• RECORDS FOR THE TASK:
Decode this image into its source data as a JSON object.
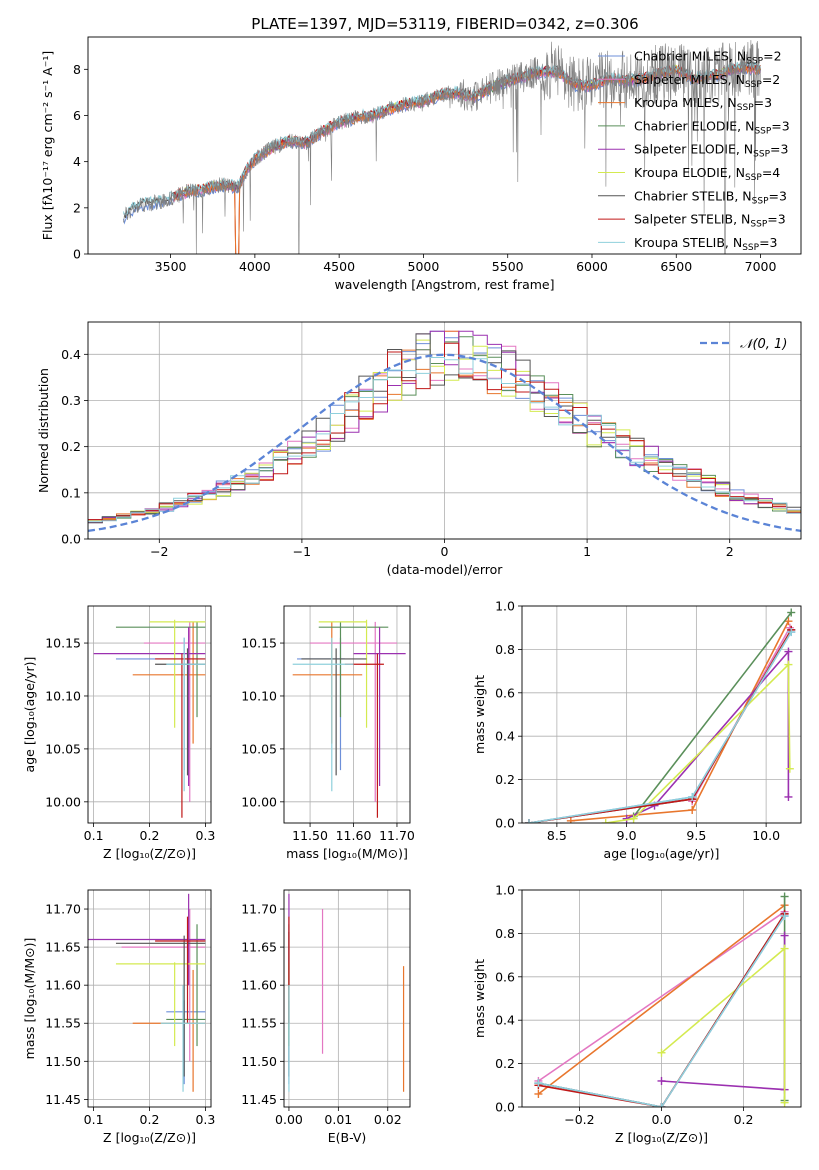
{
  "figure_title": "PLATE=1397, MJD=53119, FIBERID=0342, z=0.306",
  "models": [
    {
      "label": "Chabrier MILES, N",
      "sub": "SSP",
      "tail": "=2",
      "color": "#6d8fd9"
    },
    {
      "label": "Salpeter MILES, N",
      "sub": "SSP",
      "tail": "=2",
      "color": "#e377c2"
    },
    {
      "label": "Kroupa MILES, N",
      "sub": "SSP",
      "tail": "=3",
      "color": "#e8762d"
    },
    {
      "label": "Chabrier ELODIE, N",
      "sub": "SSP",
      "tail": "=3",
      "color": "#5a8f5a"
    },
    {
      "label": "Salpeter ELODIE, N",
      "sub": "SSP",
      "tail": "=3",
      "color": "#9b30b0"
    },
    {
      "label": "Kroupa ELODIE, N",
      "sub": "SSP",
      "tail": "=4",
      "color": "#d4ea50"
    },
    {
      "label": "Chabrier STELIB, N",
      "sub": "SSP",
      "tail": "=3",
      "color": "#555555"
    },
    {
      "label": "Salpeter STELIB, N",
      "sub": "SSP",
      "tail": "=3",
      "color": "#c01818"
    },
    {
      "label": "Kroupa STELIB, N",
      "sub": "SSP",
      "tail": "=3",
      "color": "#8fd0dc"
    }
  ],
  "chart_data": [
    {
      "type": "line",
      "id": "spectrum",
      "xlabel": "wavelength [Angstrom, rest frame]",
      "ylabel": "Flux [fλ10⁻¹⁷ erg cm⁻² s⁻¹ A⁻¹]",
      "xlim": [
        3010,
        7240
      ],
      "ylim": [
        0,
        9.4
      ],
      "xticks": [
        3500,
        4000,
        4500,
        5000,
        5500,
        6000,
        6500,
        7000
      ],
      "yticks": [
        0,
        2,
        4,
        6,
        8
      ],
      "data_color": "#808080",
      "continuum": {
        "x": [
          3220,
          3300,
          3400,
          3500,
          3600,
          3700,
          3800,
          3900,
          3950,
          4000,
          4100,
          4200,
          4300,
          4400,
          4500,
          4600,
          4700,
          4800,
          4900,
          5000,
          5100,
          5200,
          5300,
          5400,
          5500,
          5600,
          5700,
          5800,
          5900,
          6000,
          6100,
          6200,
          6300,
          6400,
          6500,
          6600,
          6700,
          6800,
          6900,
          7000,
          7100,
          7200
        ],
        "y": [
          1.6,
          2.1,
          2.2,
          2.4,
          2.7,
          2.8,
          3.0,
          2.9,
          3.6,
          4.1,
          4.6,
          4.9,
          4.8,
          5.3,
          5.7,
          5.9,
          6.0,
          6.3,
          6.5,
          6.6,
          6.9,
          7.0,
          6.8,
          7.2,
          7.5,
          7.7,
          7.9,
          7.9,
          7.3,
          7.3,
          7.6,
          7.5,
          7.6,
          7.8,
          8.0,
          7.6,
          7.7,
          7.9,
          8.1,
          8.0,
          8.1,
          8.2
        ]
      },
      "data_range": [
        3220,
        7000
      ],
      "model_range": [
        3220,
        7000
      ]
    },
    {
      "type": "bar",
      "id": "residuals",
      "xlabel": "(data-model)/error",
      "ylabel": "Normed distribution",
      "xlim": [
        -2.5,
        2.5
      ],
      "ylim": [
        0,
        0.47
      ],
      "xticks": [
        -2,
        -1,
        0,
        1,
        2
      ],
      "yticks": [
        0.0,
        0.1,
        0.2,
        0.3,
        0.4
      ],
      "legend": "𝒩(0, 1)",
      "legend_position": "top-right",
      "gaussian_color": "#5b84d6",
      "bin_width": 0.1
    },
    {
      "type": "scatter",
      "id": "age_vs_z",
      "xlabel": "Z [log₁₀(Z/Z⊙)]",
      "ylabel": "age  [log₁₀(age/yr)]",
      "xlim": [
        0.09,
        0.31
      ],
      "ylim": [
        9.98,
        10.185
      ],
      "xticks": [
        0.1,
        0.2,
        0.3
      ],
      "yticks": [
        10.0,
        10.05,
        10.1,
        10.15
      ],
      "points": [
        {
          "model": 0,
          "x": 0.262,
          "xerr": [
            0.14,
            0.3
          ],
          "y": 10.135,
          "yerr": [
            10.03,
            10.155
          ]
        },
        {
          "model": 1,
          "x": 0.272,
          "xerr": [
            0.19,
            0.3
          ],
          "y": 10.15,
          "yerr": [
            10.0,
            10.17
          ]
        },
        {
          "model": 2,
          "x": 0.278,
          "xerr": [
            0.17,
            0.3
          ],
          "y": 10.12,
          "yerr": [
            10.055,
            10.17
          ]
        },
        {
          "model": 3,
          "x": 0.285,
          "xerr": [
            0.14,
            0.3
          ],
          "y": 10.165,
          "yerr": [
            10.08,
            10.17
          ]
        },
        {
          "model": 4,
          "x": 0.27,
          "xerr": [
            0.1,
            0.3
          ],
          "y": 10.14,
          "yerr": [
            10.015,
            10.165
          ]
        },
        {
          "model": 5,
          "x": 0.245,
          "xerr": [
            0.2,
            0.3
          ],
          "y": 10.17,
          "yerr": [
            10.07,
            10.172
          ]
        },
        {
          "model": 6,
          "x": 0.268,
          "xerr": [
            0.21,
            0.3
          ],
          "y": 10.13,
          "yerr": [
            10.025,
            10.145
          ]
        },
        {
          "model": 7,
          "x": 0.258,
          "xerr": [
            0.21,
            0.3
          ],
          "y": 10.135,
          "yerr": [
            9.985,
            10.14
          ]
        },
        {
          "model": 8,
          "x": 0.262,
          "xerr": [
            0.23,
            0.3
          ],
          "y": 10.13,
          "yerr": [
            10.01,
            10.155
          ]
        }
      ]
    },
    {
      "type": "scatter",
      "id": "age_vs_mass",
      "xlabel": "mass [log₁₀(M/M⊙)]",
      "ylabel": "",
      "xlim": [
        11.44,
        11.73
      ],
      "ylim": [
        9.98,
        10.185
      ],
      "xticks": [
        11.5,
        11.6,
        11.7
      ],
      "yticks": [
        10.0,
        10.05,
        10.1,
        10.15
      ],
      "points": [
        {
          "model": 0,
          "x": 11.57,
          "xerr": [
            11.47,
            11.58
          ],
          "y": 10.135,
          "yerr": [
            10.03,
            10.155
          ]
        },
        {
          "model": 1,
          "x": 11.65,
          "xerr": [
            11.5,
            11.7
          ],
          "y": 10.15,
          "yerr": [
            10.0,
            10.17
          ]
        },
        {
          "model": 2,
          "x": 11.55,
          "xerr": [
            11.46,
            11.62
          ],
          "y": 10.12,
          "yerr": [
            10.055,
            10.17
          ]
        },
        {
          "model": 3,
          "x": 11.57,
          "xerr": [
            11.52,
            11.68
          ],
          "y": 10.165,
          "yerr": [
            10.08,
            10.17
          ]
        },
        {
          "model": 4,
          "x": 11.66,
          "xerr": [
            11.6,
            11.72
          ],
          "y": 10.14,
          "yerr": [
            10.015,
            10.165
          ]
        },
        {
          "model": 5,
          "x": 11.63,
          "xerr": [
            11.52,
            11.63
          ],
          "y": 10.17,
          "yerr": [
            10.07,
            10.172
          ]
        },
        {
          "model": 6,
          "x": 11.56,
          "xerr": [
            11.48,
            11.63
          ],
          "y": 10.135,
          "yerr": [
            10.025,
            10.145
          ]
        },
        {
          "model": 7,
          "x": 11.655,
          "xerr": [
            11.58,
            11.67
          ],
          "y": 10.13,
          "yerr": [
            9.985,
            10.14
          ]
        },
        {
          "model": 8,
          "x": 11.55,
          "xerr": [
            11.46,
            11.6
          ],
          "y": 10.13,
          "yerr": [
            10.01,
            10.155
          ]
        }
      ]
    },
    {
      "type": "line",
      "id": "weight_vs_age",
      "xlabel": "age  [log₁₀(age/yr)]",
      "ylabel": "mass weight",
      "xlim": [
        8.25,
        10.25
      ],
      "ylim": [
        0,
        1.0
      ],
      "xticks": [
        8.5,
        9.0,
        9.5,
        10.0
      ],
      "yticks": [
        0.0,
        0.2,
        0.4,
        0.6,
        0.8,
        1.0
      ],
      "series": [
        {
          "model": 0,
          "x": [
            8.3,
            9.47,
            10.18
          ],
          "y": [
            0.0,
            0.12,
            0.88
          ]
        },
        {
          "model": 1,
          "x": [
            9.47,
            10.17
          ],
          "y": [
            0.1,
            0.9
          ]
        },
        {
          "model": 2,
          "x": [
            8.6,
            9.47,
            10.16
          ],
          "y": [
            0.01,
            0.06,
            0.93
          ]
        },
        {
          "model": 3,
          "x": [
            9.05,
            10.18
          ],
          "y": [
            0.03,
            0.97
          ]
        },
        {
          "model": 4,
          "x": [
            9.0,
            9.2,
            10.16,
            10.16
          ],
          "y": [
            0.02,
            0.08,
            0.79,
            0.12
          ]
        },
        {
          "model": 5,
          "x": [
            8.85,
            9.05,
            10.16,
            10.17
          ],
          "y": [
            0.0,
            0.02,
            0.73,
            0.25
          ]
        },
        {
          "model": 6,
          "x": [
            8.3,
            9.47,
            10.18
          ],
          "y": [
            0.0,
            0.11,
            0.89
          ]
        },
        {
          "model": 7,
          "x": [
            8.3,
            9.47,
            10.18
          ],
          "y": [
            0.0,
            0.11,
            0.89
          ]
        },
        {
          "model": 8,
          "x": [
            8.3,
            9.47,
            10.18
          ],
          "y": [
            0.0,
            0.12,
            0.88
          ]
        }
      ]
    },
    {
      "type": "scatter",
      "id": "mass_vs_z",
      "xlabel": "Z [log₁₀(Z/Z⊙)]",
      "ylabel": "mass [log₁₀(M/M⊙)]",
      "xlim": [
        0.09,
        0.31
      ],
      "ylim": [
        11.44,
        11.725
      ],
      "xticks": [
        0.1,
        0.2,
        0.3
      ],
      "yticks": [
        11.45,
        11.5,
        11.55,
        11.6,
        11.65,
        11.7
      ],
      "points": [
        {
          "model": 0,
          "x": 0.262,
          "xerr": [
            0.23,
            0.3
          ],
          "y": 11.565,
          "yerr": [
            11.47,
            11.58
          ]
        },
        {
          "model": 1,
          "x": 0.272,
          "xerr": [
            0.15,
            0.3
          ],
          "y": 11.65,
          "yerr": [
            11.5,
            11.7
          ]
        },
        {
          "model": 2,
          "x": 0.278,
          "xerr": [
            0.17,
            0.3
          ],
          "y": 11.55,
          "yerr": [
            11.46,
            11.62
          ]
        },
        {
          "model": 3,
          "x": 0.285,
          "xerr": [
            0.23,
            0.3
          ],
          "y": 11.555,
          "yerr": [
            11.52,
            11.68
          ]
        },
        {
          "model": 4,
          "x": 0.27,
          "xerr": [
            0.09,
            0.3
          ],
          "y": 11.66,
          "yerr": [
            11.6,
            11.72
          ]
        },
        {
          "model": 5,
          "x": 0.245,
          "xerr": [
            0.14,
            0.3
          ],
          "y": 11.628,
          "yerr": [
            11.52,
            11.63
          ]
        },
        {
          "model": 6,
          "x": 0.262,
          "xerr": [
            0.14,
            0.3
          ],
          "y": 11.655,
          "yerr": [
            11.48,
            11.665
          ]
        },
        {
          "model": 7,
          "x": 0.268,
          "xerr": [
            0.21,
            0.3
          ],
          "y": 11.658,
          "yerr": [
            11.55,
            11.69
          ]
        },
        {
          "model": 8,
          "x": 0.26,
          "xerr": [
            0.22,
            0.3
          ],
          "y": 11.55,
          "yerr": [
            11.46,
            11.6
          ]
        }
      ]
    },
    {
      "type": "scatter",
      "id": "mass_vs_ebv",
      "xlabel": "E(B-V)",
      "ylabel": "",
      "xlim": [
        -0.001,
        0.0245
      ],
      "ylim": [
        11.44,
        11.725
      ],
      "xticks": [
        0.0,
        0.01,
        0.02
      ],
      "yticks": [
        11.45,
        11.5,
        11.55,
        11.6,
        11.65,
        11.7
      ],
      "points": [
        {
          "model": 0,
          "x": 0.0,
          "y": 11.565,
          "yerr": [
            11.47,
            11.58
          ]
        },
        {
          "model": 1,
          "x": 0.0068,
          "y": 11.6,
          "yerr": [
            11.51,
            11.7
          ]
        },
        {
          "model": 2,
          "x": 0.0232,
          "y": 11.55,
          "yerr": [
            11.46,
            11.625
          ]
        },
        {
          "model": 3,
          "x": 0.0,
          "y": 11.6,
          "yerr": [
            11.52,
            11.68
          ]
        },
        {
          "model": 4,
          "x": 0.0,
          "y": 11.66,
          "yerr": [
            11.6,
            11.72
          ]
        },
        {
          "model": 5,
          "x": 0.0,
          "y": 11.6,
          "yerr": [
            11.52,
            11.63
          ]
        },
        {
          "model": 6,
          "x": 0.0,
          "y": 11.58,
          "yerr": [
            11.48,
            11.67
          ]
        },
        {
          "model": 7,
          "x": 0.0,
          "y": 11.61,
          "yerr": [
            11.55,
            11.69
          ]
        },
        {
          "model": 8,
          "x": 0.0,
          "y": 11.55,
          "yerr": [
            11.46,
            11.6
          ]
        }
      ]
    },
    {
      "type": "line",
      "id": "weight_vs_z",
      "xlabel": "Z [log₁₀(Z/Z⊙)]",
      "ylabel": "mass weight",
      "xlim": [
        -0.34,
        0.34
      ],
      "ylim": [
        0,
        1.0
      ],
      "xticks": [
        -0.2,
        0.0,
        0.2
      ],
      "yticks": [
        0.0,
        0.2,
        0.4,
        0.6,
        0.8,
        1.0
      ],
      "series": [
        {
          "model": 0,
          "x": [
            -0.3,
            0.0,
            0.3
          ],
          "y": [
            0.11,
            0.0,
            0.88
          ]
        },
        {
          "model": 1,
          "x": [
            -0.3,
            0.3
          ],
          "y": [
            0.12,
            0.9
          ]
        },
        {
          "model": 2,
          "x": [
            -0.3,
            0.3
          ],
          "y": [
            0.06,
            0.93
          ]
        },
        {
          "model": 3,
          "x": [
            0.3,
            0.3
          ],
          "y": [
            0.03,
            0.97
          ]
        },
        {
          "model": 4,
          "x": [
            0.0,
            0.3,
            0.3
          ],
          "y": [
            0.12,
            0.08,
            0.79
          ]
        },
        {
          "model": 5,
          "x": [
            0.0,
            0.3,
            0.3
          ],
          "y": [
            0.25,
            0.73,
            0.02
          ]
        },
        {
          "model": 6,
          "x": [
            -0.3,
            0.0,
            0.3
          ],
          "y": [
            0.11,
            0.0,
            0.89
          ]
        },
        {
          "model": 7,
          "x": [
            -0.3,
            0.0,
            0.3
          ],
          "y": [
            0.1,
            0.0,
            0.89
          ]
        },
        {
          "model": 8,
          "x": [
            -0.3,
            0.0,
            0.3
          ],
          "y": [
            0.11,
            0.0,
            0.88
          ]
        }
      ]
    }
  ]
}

• REQUEST: Pull out all lines of the data with the string "Salpeter".

• REPLY TO THE TASK:
      "label": "Salpeter MILES, N",
      "label": "Salpeter ELODIE, N",
      "label": "Salpeter STELIB, N",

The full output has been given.